Repeat the whole of the data, keeping every detail the same.

= = = = =

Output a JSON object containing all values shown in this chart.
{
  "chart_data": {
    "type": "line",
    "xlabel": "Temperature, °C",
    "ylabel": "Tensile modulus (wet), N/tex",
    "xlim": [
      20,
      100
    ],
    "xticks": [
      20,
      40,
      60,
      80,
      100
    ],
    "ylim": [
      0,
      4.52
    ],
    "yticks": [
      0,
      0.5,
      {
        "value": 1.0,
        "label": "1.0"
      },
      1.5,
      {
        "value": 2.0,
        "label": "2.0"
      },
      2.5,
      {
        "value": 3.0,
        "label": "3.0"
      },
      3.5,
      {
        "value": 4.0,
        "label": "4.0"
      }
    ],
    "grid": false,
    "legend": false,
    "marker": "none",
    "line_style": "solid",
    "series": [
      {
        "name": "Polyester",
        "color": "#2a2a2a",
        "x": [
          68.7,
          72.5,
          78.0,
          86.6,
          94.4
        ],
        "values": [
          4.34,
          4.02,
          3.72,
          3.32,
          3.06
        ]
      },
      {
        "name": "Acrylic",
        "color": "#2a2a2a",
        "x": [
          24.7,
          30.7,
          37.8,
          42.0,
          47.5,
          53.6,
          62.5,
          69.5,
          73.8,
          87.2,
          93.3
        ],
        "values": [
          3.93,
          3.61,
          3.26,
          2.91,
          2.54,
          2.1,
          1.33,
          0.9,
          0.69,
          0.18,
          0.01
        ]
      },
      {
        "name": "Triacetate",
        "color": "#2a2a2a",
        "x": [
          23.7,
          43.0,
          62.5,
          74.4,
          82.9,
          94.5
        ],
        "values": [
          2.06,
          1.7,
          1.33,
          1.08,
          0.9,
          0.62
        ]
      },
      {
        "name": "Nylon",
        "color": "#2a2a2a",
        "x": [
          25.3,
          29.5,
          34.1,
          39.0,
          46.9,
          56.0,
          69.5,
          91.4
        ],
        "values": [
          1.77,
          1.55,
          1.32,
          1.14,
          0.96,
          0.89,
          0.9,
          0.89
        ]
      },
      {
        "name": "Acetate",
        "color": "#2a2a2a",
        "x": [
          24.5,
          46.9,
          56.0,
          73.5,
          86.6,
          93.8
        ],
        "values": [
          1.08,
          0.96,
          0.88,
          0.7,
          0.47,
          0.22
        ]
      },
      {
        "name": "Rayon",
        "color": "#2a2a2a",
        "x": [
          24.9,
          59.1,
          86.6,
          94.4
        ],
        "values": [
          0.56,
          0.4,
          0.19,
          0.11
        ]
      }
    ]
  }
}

= = = = =

Task output.
Output a JSON object containing all values shown in this chart.
{
  "chart_data": {
    "type": "line",
    "xlabel": "Temperature, °C",
    "ylabel": "Tensile modulus (wet), N/tex",
    "xlim": [
      20,
      100
    ],
    "xticks": [
      20,
      40,
      60,
      80,
      100
    ],
    "ylim": [
      0,
      4.52
    ],
    "yticks": [
      0,
      0.5,
      {
        "value": 1.0,
        "label": "1.0"
      },
      1.5,
      {
        "value": 2.0,
        "label": "2.0"
      },
      2.5,
      {
        "value": 3.0,
        "label": "3.0"
      },
      3.5,
      {
        "value": 4.0,
        "label": "4.0"
      }
    ],
    "grid": false,
    "legend": false,
    "marker": "none",
    "line_style": "solid",
    "series": [
      {
        "name": "Polyester",
        "color": "#2a2a2a",
        "x": [
          68.7,
          72.5,
          78.0,
          86.6,
          94.4
        ],
        "values": [
          4.34,
          4.02,
          3.72,
          3.32,
          3.06
        ]
      },
      {
        "name": "Acrylic",
        "color": "#2a2a2a",
        "x": [
          24.7,
          30.7,
          37.8,
          42.0,
          47.5,
          53.6,
          62.5,
          69.5,
          73.8,
          87.2,
          93.3
        ],
        "values": [
          3.93,
          3.61,
          3.26,
          2.91,
          2.54,
          2.1,
          1.33,
          0.9,
          0.69,
          0.18,
          0.01
        ]
      },
      {
        "name": "Triacetate",
        "color": "#2a2a2a",
        "x": [
          23.7,
          43.0,
          62.5,
          74.4,
          82.9,
          94.5
        ],
        "values": [
          2.06,
          1.7,
          1.33,
          1.08,
          0.9,
          0.62
        ]
      },
      {
        "name": "Nylon",
        "color": "#2a2a2a",
        "x": [
          25.3,
          29.5,
          34.1,
          39.0,
          46.9,
          56.0,
          69.5,
          91.4
        ],
        "values": [
          1.77,
          1.55,
          1.32,
          1.14,
          0.96,
          0.89,
          0.9,
          0.89
        ]
      },
      {
        "name": "Acetate",
        "color": "#2a2a2a",
        "x": [
          24.5,
          46.9,
          56.0,
          73.5,
          86.6,
          93.8
        ],
        "values": [
          1.08,
          0.96,
          0.88,
          0.7,
          0.47,
          0.22
        ]
      },
      {
        "name": "Rayon",
        "color": "#2a2a2a",
        "x": [
          24.9,
          59.1,
          86.6,
          94.4
        ],
        "values": [
          0.56,
          0.4,
          0.19,
          0.11
        ]
      }
    ]
  }
}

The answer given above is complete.